Repeat, without any change, the entries presented below.

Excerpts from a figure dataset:
#####

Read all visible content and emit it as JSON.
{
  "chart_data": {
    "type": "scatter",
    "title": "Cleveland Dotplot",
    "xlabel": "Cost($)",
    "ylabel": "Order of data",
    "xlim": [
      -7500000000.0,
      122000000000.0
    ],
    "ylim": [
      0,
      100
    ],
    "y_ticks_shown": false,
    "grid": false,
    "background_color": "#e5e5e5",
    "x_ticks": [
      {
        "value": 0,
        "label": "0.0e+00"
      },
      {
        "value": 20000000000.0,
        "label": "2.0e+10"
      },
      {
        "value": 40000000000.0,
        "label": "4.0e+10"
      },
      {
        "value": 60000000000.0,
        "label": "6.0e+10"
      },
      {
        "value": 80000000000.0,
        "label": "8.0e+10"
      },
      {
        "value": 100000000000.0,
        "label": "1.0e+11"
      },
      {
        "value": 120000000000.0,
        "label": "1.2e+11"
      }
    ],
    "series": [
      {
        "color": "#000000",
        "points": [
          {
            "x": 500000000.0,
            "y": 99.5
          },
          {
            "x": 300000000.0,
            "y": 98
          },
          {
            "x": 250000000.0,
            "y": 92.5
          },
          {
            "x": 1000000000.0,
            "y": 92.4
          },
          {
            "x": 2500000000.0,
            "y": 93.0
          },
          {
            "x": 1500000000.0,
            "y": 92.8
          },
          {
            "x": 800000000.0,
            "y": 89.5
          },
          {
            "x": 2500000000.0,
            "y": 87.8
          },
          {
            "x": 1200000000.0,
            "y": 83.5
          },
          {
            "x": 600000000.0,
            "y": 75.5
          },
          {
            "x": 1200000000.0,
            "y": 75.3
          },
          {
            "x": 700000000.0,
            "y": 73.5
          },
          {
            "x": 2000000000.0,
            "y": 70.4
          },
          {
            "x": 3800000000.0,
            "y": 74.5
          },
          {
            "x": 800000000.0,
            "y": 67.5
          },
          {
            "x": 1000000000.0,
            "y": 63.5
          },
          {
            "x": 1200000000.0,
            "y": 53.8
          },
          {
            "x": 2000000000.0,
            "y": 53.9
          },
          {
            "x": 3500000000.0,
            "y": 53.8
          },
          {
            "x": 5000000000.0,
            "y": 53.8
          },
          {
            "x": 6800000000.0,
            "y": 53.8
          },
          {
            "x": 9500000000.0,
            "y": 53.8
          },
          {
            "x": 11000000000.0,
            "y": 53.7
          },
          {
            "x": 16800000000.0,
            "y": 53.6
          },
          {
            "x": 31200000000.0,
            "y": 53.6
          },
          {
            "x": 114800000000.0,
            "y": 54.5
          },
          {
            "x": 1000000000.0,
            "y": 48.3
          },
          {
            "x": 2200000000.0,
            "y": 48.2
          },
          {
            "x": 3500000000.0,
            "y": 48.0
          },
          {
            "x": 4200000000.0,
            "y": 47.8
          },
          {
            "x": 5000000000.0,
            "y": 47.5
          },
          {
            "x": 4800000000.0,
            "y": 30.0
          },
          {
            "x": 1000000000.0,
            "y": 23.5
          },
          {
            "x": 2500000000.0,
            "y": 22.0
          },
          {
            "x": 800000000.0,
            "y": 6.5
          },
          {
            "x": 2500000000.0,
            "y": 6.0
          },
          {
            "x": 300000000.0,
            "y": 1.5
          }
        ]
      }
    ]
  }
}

#####

Solution to this task:
Read all visible content and emit it as JSON.
{
  "chart_data": {
    "type": "scatter",
    "title": "Cleveland Dotplot",
    "xlabel": "Cost($)",
    "ylabel": "Order of data",
    "xlim": [
      -7500000000.0,
      122000000000.0
    ],
    "ylim": [
      0,
      100
    ],
    "y_ticks_shown": false,
    "grid": false,
    "background_color": "#e5e5e5",
    "x_ticks": [
      {
        "value": 0,
        "label": "0.0e+00"
      },
      {
        "value": 20000000000.0,
        "label": "2.0e+10"
      },
      {
        "value": 40000000000.0,
        "label": "4.0e+10"
      },
      {
        "value": 60000000000.0,
        "label": "6.0e+10"
      },
      {
        "value": 80000000000.0,
        "label": "8.0e+10"
      },
      {
        "value": 100000000000.0,
        "label": "1.0e+11"
      },
      {
        "value": 120000000000.0,
        "label": "1.2e+11"
      }
    ],
    "series": [
      {
        "color": "#000000",
        "points": [
          {
            "x": 500000000.0,
            "y": 99.5
          },
          {
            "x": 300000000.0,
            "y": 98
          },
          {
            "x": 250000000.0,
            "y": 92.5
          },
          {
            "x": 1000000000.0,
            "y": 92.4
          },
          {
            "x": 2500000000.0,
            "y": 93.0
          },
          {
            "x": 1500000000.0,
            "y": 92.8
          },
          {
            "x": 800000000.0,
            "y": 89.5
          },
          {
            "x": 2500000000.0,
            "y": 87.8
          },
          {
            "x": 1200000000.0,
            "y": 83.5
          },
          {
            "x": 600000000.0,
            "y": 75.5
          },
          {
            "x": 1200000000.0,
            "y": 75.3
          },
          {
            "x": 700000000.0,
            "y": 73.5
          },
          {
            "x": 2000000000.0,
            "y": 70.4
          },
          {
            "x": 3800000000.0,
            "y": 74.5
          },
          {
            "x": 800000000.0,
            "y": 67.5
          },
          {
            "x": 1000000000.0,
            "y": 63.5
          },
          {
            "x": 1200000000.0,
            "y": 53.8
          },
          {
            "x": 2000000000.0,
            "y": 53.9
          },
          {
            "x": 3500000000.0,
            "y": 53.8
          },
          {
            "x": 5000000000.0,
            "y": 53.8
          },
          {
            "x": 6800000000.0,
            "y": 53.8
          },
          {
            "x": 9500000000.0,
            "y": 53.8
          },
          {
            "x": 11000000000.0,
            "y": 53.7
          },
          {
            "x": 16800000000.0,
            "y": 53.6
          },
          {
            "x": 31200000000.0,
            "y": 53.6
          },
          {
            "x": 114800000000.0,
            "y": 54.5
          },
          {
            "x": 1000000000.0,
            "y": 48.3
          },
          {
            "x": 2200000000.0,
            "y": 48.2
          },
          {
            "x": 3500000000.0,
            "y": 48.0
          },
          {
            "x": 4200000000.0,
            "y": 47.8
          },
          {
            "x": 5000000000.0,
            "y": 47.5
          },
          {
            "x": 4800000000.0,
            "y": 30.0
          },
          {
            "x": 1000000000.0,
            "y": 23.5
          },
          {
            "x": 2500000000.0,
            "y": 22.0
          },
          {
            "x": 800000000.0,
            "y": 6.5
          },
          {
            "x": 2500000000.0,
            "y": 6.0
          },
          {
            "x": 300000000.0,
            "y": 1.5
          }
        ]
      }
    ]
  }
}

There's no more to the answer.